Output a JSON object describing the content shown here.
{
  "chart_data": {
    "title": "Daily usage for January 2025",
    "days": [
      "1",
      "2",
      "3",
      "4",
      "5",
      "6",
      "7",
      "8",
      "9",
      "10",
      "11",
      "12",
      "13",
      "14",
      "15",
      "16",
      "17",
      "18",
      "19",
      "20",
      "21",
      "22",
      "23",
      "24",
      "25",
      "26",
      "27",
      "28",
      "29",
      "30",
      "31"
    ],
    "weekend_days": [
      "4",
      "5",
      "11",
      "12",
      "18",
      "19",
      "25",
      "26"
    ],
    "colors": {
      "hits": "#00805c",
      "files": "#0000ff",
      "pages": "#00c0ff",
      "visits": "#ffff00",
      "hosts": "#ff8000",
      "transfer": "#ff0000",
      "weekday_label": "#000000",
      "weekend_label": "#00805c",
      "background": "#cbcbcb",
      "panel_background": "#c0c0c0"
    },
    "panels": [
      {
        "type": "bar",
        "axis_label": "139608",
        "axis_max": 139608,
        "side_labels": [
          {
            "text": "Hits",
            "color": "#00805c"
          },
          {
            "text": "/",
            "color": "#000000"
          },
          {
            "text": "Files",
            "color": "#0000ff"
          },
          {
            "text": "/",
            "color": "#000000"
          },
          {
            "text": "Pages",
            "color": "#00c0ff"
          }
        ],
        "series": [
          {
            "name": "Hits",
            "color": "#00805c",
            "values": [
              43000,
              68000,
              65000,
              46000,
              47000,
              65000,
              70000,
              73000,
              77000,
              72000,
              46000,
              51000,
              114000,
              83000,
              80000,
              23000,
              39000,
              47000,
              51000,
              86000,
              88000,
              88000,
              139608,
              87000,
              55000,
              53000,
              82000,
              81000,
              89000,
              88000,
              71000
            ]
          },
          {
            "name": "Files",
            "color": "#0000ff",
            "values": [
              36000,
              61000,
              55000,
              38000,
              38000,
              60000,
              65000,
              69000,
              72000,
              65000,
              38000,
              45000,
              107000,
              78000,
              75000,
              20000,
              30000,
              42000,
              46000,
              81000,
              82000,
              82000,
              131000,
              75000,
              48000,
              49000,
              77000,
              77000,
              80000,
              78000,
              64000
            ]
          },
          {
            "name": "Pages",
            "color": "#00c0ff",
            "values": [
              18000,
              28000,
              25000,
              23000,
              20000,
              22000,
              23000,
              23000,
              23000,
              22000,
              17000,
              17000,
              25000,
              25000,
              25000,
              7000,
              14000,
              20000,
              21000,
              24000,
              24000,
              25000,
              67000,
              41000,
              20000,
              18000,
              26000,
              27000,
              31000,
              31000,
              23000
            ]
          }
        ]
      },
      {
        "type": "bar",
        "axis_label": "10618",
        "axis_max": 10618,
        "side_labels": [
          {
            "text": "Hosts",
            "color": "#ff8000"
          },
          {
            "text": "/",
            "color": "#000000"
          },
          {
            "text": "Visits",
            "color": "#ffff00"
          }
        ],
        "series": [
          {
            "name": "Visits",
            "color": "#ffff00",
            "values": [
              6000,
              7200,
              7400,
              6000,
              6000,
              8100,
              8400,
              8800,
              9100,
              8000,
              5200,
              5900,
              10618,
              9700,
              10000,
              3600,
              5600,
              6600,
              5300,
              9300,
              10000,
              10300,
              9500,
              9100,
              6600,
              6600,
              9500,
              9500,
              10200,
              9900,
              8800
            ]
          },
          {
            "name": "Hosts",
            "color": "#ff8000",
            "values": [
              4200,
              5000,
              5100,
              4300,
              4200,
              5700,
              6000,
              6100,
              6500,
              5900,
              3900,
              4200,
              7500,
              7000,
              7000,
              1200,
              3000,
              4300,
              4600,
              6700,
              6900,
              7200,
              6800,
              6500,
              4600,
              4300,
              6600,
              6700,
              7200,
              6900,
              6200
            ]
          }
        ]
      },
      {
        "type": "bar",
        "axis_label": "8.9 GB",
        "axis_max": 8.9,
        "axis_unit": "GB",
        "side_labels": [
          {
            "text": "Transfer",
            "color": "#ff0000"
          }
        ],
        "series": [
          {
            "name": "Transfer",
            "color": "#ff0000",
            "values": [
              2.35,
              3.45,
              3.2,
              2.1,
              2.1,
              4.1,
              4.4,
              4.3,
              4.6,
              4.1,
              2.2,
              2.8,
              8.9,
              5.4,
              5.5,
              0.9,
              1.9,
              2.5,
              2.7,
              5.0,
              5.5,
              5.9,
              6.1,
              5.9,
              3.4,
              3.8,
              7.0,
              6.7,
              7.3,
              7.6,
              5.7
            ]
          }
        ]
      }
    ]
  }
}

▶ [Exercise task]
Repeat the listing in full, keeping every line exactly as it is.

▶ [Expected answer]
Output a JSON object describing the content shown here.
{
  "chart_data": {
    "title": "Daily usage for January 2025",
    "days": [
      "1",
      "2",
      "3",
      "4",
      "5",
      "6",
      "7",
      "8",
      "9",
      "10",
      "11",
      "12",
      "13",
      "14",
      "15",
      "16",
      "17",
      "18",
      "19",
      "20",
      "21",
      "22",
      "23",
      "24",
      "25",
      "26",
      "27",
      "28",
      "29",
      "30",
      "31"
    ],
    "weekend_days": [
      "4",
      "5",
      "11",
      "12",
      "18",
      "19",
      "25",
      "26"
    ],
    "colors": {
      "hits": "#00805c",
      "files": "#0000ff",
      "pages": "#00c0ff",
      "visits": "#ffff00",
      "hosts": "#ff8000",
      "transfer": "#ff0000",
      "weekday_label": "#000000",
      "weekend_label": "#00805c",
      "background": "#cbcbcb",
      "panel_background": "#c0c0c0"
    },
    "panels": [
      {
        "type": "bar",
        "axis_label": "139608",
        "axis_max": 139608,
        "side_labels": [
          {
            "text": "Hits",
            "color": "#00805c"
          },
          {
            "text": "/",
            "color": "#000000"
          },
          {
            "text": "Files",
            "color": "#0000ff"
          },
          {
            "text": "/",
            "color": "#000000"
          },
          {
            "text": "Pages",
            "color": "#00c0ff"
          }
        ],
        "series": [
          {
            "name": "Hits",
            "color": "#00805c",
            "values": [
              43000,
              68000,
              65000,
              46000,
              47000,
              65000,
              70000,
              73000,
              77000,
              72000,
              46000,
              51000,
              114000,
              83000,
              80000,
              23000,
              39000,
              47000,
              51000,
              86000,
              88000,
              88000,
              139608,
              87000,
              55000,
              53000,
              82000,
              81000,
              89000,
              88000,
              71000
            ]
          },
          {
            "name": "Files",
            "color": "#0000ff",
            "values": [
              36000,
              61000,
              55000,
              38000,
              38000,
              60000,
              65000,
              69000,
              72000,
              65000,
              38000,
              45000,
              107000,
              78000,
              75000,
              20000,
              30000,
              42000,
              46000,
              81000,
              82000,
              82000,
              131000,
              75000,
              48000,
              49000,
              77000,
              77000,
              80000,
              78000,
              64000
            ]
          },
          {
            "name": "Pages",
            "color": "#00c0ff",
            "values": [
              18000,
              28000,
              25000,
              23000,
              20000,
              22000,
              23000,
              23000,
              23000,
              22000,
              17000,
              17000,
              25000,
              25000,
              25000,
              7000,
              14000,
              20000,
              21000,
              24000,
              24000,
              25000,
              67000,
              41000,
              20000,
              18000,
              26000,
              27000,
              31000,
              31000,
              23000
            ]
          }
        ]
      },
      {
        "type": "bar",
        "axis_label": "10618",
        "axis_max": 10618,
        "side_labels": [
          {
            "text": "Hosts",
            "color": "#ff8000"
          },
          {
            "text": "/",
            "color": "#000000"
          },
          {
            "text": "Visits",
            "color": "#ffff00"
          }
        ],
        "series": [
          {
            "name": "Visits",
            "color": "#ffff00",
            "values": [
              6000,
              7200,
              7400,
              6000,
              6000,
              8100,
              8400,
              8800,
              9100,
              8000,
              5200,
              5900,
              10618,
              9700,
              10000,
              3600,
              5600,
              6600,
              5300,
              9300,
              10000,
              10300,
              9500,
              9100,
              6600,
              6600,
              9500,
              9500,
              10200,
              9900,
              8800
            ]
          },
          {
            "name": "Hosts",
            "color": "#ff8000",
            "values": [
              4200,
              5000,
              5100,
              4300,
              4200,
              5700,
              6000,
              6100,
              6500,
              5900,
              3900,
              4200,
              7500,
              7000,
              7000,
              1200,
              3000,
              4300,
              4600,
              6700,
              6900,
              7200,
              6800,
              6500,
              4600,
              4300,
              6600,
              6700,
              7200,
              6900,
              6200
            ]
          }
        ]
      },
      {
        "type": "bar",
        "axis_label": "8.9 GB",
        "axis_max": 8.9,
        "axis_unit": "GB",
        "side_labels": [
          {
            "text": "Transfer",
            "color": "#ff0000"
          }
        ],
        "series": [
          {
            "name": "Transfer",
            "color": "#ff0000",
            "values": [
              2.35,
              3.45,
              3.2,
              2.1,
              2.1,
              4.1,
              4.4,
              4.3,
              4.6,
              4.1,
              2.2,
              2.8,
              8.9,
              5.4,
              5.5,
              0.9,
              1.9,
              2.5,
              2.7,
              5.0,
              5.5,
              5.9,
              6.1,
              5.9,
              3.4,
              3.8,
              7.0,
              6.7,
              7.3,
              7.6,
              5.7
            ]
          }
        ]
      }
    ]
  }
}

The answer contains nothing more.